Goal -
Check every line below for the string "להיכנס", and copy the lines that contain it.

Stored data
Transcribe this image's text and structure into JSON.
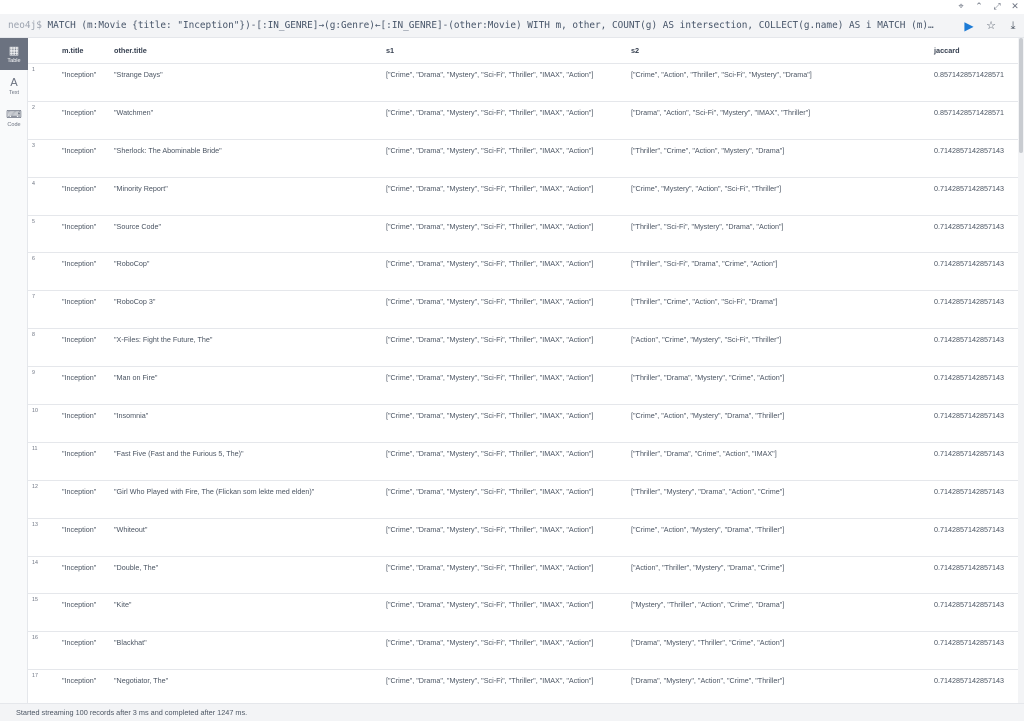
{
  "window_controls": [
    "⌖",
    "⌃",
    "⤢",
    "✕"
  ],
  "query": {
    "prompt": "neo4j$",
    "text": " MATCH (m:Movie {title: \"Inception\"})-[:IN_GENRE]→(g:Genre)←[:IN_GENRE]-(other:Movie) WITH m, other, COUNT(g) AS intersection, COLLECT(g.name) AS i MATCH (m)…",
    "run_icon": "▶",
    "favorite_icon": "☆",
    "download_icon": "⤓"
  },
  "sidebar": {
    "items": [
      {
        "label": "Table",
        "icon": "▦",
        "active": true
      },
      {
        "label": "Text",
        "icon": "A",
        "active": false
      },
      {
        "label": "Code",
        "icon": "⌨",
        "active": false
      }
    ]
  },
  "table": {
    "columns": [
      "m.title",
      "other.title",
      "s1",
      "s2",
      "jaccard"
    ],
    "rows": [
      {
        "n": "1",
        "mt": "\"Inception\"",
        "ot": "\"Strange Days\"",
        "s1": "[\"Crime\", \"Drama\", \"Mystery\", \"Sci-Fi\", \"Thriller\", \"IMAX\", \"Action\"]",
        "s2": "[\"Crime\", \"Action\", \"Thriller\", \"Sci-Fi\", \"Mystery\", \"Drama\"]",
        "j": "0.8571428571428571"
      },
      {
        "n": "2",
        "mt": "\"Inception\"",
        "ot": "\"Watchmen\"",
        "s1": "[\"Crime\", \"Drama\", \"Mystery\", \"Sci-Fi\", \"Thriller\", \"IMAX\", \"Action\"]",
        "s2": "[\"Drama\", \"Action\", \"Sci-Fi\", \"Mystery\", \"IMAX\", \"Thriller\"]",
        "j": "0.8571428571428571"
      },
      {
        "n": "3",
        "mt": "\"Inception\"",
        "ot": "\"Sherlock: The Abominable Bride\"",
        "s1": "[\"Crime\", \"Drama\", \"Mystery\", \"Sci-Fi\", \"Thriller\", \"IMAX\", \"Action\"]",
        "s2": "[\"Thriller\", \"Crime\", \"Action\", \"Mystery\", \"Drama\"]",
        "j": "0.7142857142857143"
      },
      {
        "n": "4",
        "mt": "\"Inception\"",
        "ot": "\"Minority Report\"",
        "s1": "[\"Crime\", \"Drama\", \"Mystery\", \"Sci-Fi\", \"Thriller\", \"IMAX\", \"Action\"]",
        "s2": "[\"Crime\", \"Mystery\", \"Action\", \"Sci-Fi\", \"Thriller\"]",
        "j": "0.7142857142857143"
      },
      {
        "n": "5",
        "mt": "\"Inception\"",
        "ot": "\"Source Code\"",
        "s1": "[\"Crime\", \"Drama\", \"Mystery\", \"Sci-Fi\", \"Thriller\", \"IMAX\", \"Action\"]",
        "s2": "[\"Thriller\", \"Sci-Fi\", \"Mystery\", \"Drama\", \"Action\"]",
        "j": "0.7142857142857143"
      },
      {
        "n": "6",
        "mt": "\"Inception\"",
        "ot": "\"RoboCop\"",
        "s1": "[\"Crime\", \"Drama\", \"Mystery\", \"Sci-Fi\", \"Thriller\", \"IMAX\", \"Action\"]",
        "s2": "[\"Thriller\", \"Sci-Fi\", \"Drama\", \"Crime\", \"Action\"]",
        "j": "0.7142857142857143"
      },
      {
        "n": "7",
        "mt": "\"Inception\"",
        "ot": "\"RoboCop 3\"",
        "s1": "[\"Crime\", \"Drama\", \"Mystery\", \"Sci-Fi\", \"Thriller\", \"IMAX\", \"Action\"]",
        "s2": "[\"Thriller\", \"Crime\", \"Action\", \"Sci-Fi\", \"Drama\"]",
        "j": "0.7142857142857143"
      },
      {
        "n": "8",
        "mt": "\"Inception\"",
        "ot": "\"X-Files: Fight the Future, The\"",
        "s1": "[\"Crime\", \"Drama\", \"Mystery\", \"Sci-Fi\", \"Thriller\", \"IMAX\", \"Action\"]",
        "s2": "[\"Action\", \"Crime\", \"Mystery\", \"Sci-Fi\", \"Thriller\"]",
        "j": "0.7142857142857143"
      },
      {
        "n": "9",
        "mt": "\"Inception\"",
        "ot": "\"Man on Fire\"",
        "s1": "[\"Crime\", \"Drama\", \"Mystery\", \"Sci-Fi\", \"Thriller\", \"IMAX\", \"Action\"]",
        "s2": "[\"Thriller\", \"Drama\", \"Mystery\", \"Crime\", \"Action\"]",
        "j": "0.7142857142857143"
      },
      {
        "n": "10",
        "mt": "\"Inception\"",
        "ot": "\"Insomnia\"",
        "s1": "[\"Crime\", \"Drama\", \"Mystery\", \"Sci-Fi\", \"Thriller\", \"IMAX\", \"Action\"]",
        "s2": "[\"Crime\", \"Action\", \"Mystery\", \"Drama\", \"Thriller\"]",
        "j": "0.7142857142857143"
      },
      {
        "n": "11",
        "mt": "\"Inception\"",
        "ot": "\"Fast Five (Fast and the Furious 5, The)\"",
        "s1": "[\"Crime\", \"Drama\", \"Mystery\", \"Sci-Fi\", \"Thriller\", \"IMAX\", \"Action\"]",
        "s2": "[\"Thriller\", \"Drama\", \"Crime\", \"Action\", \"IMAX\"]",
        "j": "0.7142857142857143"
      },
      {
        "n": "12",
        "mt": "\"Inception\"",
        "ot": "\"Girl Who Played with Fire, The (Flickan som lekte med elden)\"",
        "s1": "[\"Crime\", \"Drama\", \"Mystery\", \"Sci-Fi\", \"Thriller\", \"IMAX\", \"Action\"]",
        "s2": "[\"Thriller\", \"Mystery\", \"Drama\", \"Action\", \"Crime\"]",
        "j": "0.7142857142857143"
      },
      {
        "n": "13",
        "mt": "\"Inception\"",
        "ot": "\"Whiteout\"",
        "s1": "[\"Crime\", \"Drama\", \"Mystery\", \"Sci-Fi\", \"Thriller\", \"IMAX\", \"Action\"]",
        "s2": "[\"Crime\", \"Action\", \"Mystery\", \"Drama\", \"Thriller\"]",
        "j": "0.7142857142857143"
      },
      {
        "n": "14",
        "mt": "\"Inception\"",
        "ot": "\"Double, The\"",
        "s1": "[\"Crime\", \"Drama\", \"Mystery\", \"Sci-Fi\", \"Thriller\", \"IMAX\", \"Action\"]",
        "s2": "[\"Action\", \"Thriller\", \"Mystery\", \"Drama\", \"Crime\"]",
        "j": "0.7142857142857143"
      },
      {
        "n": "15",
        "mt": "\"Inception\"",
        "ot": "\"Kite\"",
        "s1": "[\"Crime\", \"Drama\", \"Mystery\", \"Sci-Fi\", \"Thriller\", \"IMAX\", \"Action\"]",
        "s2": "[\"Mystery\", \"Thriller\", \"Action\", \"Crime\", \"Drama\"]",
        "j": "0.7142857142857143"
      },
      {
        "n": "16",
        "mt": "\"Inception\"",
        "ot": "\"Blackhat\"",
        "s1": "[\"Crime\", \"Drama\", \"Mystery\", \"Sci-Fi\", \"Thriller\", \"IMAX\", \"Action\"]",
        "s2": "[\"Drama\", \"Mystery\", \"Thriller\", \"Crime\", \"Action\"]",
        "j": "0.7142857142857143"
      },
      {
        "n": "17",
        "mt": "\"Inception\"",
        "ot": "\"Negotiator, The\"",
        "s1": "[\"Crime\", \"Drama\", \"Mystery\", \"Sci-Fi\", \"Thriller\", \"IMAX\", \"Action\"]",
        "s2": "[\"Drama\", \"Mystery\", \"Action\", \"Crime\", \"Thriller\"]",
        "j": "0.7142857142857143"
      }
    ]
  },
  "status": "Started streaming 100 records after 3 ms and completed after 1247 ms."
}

* * *

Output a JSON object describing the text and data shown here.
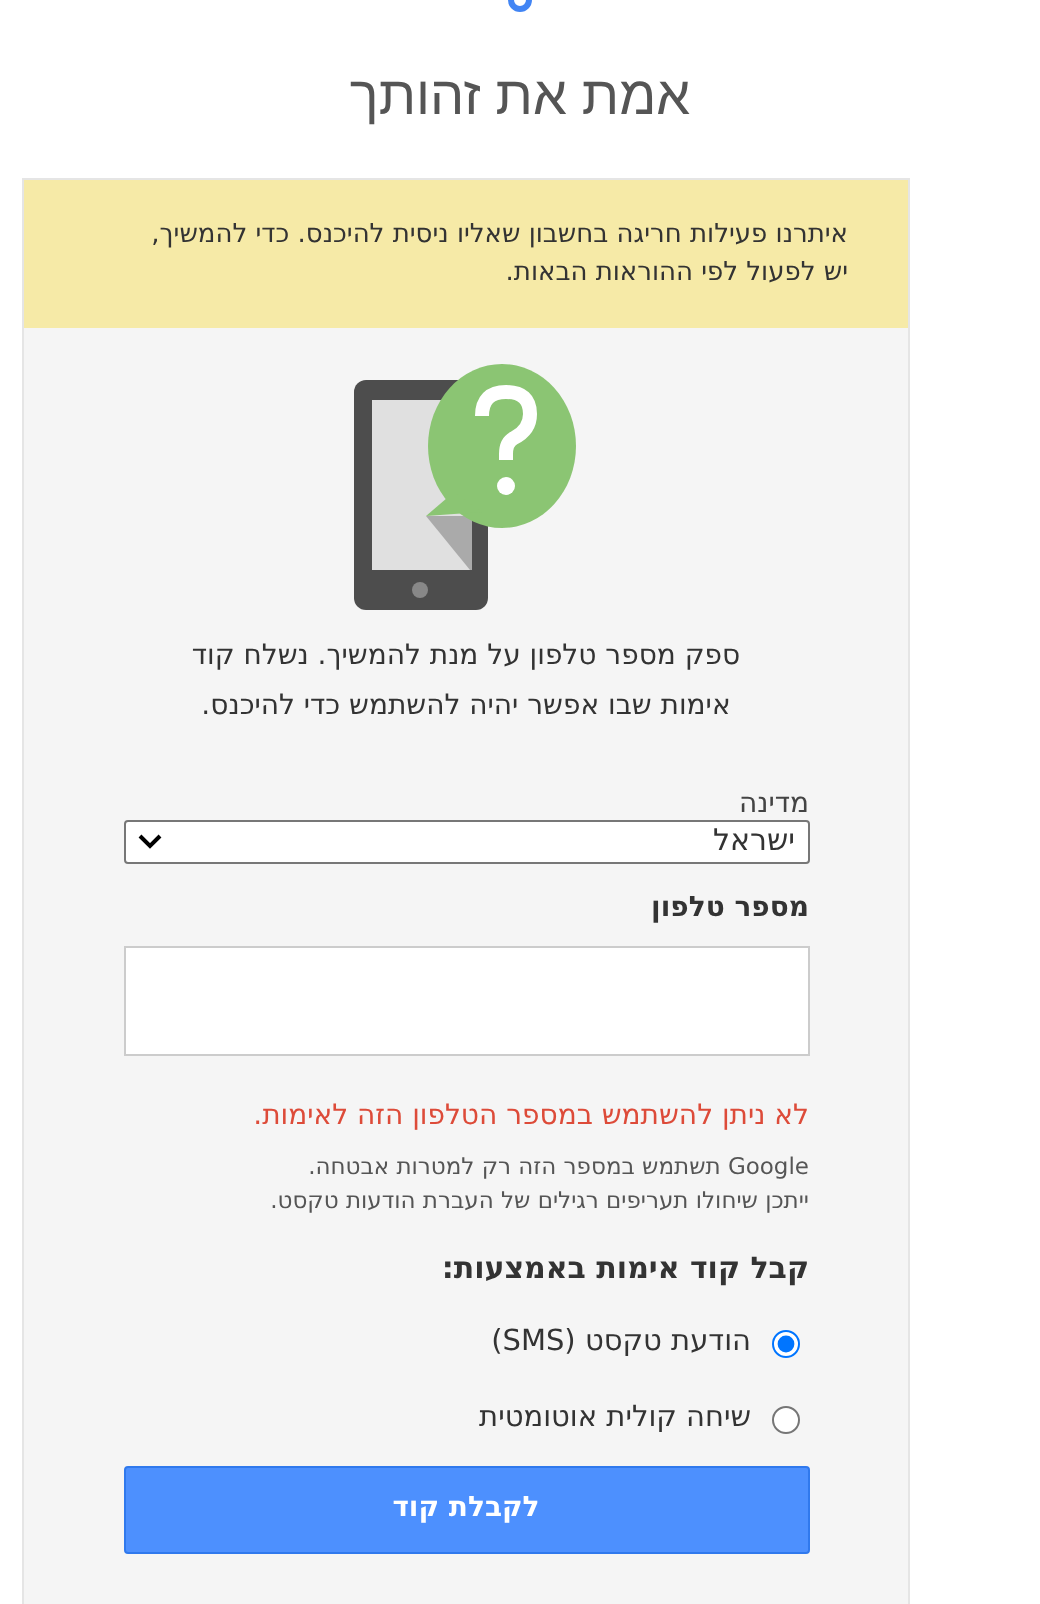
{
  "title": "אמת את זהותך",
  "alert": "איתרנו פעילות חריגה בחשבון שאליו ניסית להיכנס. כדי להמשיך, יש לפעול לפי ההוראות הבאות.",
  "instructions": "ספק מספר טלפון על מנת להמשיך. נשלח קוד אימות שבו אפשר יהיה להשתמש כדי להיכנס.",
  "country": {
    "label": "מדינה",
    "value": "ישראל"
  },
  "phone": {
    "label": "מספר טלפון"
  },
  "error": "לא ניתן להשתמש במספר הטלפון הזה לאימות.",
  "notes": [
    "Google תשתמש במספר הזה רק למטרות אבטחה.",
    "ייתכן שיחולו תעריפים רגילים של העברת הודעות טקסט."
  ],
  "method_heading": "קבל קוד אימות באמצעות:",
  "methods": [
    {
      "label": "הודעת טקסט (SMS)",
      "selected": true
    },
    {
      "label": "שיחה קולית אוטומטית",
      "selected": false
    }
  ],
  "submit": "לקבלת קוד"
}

Exercise response -
  "alert": "איתרנו פעילות חריגה בחשבון שאליו ניסית להיכנס. כדי להמשיך, יש לפעול לפי ההוראות הבאות.",
  "instructions": "ספק מספר טלפון על מנת להמשיך. נשלח קוד אימות שבו אפשר יהיה להשתמש כדי להיכנס.",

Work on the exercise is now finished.